DATA RECORDS:

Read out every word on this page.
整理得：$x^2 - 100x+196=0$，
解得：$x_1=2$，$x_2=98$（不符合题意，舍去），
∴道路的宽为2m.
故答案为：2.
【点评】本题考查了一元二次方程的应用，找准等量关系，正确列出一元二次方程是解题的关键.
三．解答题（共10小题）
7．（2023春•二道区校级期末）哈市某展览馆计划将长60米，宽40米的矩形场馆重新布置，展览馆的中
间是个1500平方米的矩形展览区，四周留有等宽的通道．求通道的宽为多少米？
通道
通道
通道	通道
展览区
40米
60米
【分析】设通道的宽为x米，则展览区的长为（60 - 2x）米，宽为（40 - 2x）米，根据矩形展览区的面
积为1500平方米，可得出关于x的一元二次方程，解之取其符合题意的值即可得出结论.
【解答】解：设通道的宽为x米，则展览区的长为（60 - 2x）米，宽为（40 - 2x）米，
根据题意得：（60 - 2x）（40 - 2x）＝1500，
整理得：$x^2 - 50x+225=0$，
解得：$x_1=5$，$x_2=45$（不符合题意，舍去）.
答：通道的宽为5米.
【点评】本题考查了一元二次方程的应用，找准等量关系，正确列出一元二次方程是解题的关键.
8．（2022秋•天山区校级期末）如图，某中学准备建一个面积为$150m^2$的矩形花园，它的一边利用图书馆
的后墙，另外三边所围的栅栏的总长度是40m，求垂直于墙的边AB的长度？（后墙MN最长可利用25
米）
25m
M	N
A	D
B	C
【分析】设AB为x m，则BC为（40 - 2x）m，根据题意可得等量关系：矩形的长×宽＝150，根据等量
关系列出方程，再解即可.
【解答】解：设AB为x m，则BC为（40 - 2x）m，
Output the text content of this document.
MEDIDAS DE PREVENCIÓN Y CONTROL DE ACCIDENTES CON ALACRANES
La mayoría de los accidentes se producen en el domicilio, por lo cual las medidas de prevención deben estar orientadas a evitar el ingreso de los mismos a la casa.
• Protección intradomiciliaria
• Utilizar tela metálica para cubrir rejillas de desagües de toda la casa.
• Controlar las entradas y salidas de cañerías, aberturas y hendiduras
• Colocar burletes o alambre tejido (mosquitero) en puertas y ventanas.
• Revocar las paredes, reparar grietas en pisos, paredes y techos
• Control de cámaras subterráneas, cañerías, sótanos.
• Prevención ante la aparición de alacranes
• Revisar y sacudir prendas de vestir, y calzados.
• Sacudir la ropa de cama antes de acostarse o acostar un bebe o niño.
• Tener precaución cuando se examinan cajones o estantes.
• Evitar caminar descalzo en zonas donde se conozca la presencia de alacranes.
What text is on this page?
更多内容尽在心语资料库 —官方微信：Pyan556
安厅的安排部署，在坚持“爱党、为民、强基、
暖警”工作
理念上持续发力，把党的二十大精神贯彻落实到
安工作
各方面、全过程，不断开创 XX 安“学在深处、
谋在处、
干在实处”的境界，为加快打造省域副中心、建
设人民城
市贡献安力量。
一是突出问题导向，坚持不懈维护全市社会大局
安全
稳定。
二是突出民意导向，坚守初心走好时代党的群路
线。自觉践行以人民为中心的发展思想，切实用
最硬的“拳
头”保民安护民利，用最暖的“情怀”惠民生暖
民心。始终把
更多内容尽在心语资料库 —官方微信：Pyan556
---
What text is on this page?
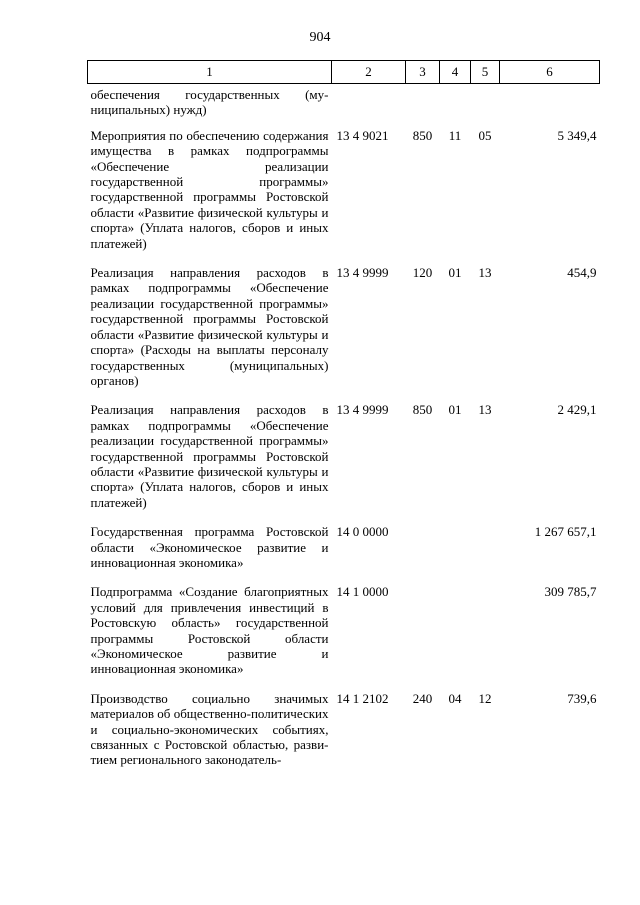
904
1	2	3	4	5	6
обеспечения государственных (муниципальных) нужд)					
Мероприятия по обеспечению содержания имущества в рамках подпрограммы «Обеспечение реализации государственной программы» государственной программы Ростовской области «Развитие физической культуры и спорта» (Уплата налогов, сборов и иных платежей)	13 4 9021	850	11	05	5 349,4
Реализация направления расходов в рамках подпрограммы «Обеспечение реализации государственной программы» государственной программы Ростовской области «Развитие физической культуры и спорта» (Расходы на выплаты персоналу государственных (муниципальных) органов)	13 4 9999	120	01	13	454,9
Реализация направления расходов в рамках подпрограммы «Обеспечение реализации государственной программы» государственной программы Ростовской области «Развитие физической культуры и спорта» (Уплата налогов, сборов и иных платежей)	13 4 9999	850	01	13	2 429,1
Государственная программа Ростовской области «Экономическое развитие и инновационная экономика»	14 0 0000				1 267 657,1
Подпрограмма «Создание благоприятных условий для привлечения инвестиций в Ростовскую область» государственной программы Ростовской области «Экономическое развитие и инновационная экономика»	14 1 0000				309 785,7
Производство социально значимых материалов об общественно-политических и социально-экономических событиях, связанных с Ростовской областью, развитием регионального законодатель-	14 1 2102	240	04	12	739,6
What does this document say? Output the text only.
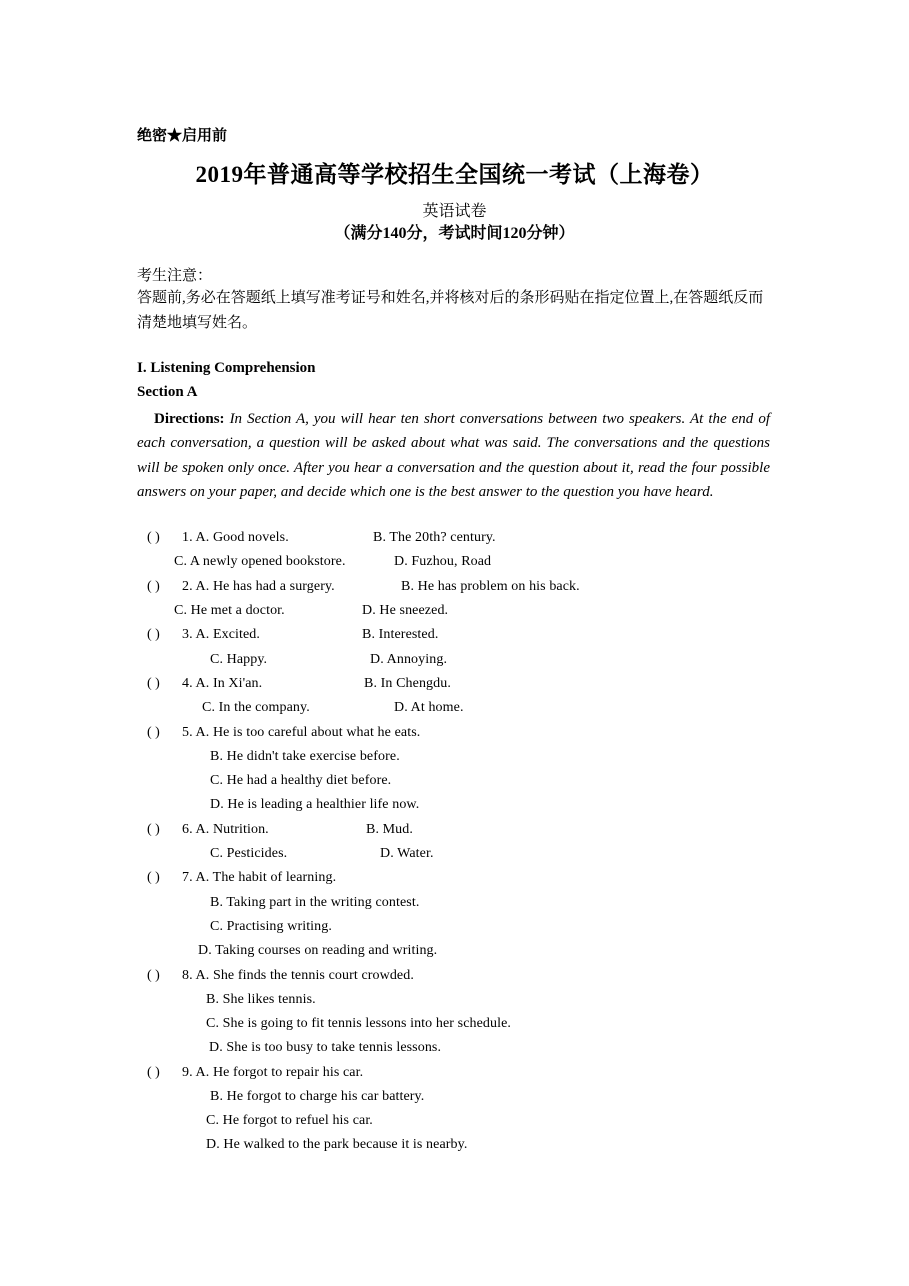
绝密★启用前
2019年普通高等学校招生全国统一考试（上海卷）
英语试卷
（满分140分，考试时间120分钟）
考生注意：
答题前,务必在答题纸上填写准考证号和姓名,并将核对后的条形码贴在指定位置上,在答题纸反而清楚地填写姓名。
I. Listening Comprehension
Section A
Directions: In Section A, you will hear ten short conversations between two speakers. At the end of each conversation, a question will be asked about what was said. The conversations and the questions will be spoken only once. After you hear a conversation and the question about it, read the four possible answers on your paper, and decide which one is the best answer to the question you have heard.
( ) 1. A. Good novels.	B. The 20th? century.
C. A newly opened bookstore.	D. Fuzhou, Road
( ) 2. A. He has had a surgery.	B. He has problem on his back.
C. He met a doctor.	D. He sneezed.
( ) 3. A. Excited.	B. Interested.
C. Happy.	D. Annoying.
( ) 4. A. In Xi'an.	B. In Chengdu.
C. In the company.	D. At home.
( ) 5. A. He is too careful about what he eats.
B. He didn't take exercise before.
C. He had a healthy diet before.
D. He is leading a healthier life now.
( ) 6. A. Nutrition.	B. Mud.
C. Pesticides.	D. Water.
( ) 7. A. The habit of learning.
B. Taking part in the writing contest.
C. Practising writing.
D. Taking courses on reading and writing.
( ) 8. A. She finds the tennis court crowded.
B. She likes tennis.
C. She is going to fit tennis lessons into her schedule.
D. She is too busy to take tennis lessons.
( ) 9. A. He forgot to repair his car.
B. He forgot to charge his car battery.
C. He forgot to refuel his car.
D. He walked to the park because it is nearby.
--
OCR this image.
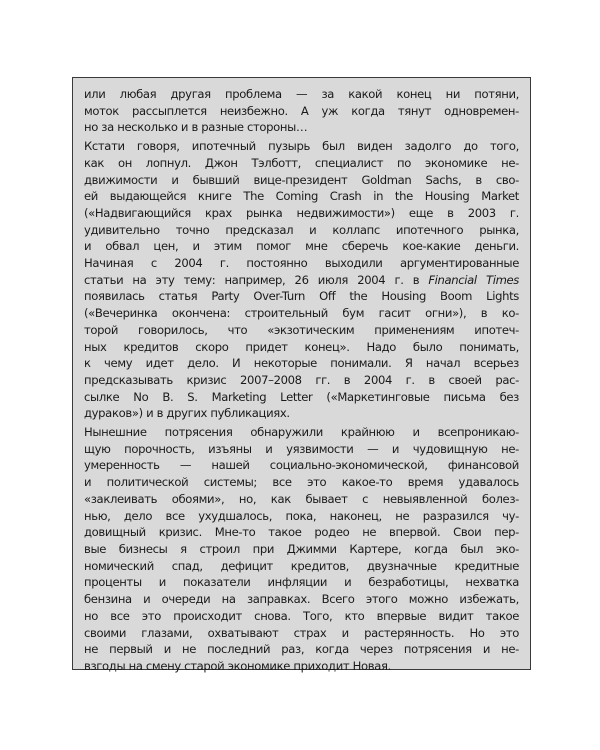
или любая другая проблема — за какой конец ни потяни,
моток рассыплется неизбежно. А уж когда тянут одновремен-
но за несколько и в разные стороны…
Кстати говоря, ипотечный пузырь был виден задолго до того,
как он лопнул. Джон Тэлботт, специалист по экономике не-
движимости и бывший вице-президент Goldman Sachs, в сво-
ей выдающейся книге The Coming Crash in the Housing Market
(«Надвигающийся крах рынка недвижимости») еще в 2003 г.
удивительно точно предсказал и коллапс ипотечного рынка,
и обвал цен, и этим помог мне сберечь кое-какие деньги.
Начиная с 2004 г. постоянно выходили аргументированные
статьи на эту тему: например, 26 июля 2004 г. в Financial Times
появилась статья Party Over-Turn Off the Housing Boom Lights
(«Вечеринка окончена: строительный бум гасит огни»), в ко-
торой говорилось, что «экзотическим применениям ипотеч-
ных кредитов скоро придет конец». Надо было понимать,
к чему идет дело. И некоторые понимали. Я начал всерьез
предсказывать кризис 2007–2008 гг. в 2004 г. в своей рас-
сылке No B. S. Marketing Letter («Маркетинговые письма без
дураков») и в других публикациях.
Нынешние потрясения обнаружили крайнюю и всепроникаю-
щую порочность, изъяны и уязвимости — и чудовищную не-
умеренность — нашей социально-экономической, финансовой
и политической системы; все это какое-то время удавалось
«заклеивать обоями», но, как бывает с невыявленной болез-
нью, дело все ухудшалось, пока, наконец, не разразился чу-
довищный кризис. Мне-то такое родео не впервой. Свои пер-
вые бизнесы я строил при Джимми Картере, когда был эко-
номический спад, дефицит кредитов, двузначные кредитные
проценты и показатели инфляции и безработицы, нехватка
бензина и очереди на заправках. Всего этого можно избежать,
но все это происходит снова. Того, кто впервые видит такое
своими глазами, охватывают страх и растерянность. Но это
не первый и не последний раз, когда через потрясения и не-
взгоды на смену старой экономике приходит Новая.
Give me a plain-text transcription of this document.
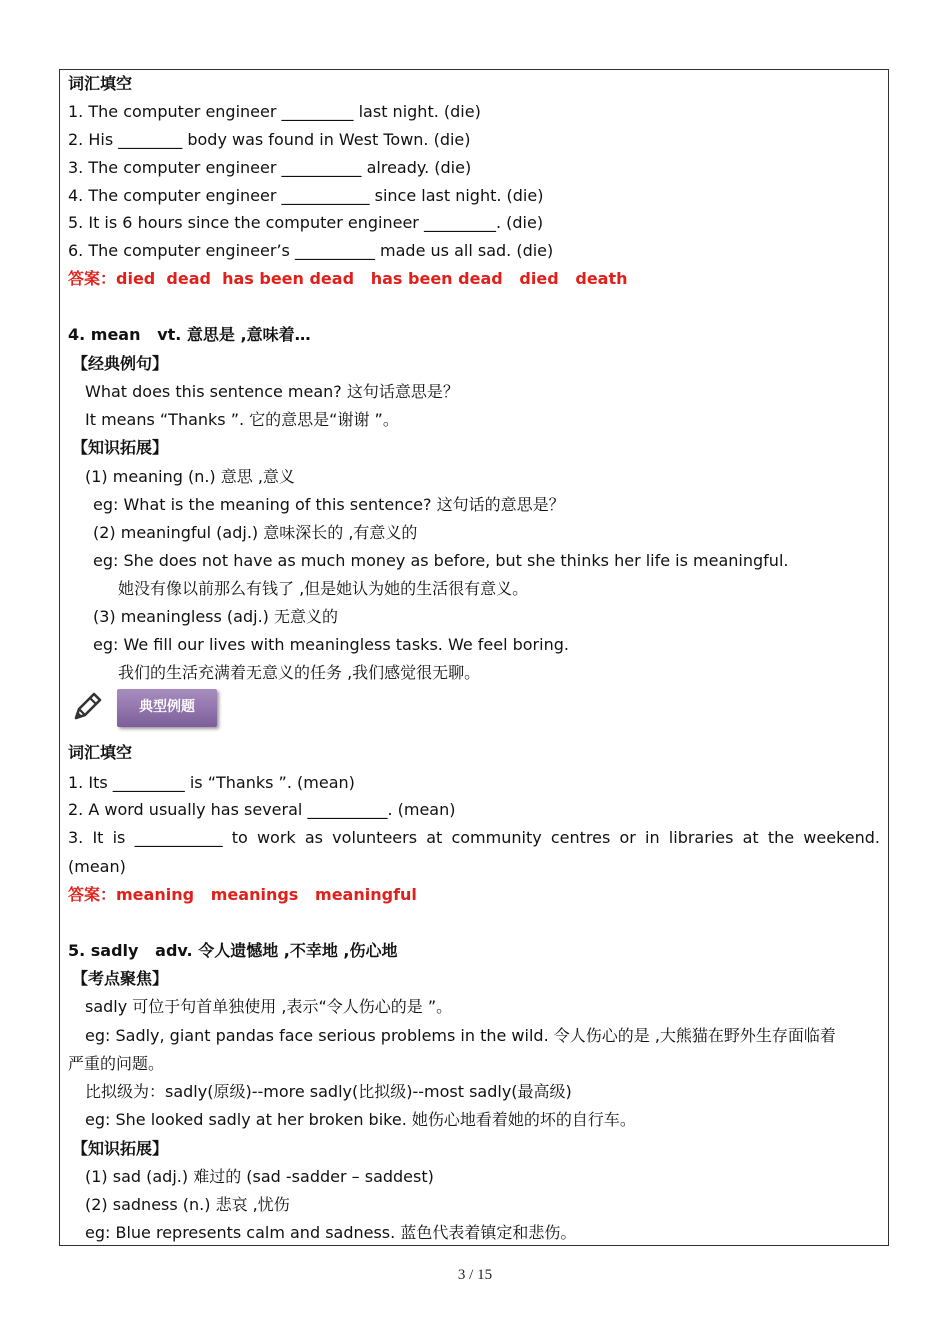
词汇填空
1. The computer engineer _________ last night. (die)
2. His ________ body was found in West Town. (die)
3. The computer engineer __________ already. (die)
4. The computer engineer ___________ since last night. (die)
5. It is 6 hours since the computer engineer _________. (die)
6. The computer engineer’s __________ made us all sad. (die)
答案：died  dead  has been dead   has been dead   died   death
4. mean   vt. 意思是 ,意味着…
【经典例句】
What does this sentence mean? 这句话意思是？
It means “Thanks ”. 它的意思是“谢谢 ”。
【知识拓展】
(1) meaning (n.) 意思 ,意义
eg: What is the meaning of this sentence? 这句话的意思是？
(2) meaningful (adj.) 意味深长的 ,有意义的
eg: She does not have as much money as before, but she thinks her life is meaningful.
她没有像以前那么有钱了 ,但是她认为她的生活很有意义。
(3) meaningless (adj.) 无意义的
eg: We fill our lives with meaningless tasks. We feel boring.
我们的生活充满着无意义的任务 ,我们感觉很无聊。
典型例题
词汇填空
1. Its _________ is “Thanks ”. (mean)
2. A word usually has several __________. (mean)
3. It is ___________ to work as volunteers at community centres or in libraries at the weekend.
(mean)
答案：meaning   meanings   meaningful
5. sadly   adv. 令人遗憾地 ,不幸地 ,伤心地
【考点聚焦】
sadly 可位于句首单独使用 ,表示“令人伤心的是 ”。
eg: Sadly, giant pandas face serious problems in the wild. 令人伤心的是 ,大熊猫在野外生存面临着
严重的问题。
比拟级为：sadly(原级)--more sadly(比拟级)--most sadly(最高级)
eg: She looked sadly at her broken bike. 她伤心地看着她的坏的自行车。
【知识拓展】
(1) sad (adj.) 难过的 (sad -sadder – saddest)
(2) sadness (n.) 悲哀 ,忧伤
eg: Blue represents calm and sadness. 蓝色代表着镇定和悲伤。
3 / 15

DIRECTIVE: Return the number of lines that include the word "则BC为", and nothing else.

FINISHED ANSWER: 2